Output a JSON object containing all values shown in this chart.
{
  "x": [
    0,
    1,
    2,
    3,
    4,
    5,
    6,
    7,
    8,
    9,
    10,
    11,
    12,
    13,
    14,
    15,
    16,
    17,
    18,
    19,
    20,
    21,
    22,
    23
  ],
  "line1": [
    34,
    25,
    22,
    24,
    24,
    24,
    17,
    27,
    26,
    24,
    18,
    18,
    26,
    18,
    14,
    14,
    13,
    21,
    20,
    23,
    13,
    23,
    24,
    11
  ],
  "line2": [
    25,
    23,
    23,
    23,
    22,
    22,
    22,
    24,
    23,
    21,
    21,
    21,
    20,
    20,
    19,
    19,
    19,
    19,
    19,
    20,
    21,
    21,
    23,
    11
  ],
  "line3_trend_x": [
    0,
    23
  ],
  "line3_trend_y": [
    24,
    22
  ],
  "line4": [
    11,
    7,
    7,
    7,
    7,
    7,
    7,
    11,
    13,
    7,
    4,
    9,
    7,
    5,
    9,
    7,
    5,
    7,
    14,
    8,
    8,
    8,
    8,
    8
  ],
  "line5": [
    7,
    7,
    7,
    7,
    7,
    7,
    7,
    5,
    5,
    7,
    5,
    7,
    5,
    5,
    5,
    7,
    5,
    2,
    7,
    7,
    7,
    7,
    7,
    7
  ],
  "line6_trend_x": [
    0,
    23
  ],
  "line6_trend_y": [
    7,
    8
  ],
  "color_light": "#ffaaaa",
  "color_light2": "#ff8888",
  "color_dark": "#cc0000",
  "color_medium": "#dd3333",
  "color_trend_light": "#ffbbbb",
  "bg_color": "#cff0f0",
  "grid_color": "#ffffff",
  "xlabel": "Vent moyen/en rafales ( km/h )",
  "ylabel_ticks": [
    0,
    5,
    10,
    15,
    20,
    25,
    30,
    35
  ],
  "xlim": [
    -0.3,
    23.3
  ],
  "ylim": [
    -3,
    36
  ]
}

Aim of the task: Make a verbatim copy of every entry shown above.

Answer to this problem:
Output a JSON object containing all values shown in this chart.
{
  "x": [
    0,
    1,
    2,
    3,
    4,
    5,
    6,
    7,
    8,
    9,
    10,
    11,
    12,
    13,
    14,
    15,
    16,
    17,
    18,
    19,
    20,
    21,
    22,
    23
  ],
  "line1": [
    34,
    25,
    22,
    24,
    24,
    24,
    17,
    27,
    26,
    24,
    18,
    18,
    26,
    18,
    14,
    14,
    13,
    21,
    20,
    23,
    13,
    23,
    24,
    11
  ],
  "line2": [
    25,
    23,
    23,
    23,
    22,
    22,
    22,
    24,
    23,
    21,
    21,
    21,
    20,
    20,
    19,
    19,
    19,
    19,
    19,
    20,
    21,
    21,
    23,
    11
  ],
  "line3_trend_x": [
    0,
    23
  ],
  "line3_trend_y": [
    24,
    22
  ],
  "line4": [
    11,
    7,
    7,
    7,
    7,
    7,
    7,
    11,
    13,
    7,
    4,
    9,
    7,
    5,
    9,
    7,
    5,
    7,
    14,
    8,
    8,
    8,
    8,
    8
  ],
  "line5": [
    7,
    7,
    7,
    7,
    7,
    7,
    7,
    5,
    5,
    7,
    5,
    7,
    5,
    5,
    5,
    7,
    5,
    2,
    7,
    7,
    7,
    7,
    7,
    7
  ],
  "line6_trend_x": [
    0,
    23
  ],
  "line6_trend_y": [
    7,
    8
  ],
  "color_light": "#ffaaaa",
  "color_light2": "#ff8888",
  "color_dark": "#cc0000",
  "color_medium": "#dd3333",
  "color_trend_light": "#ffbbbb",
  "bg_color": "#cff0f0",
  "grid_color": "#ffffff",
  "xlabel": "Vent moyen/en rafales ( km/h )",
  "ylabel_ticks": [
    0,
    5,
    10,
    15,
    20,
    25,
    30,
    35
  ],
  "xlim": [
    -0.3,
    23.3
  ],
  "ylim": [
    -3,
    36
  ]
}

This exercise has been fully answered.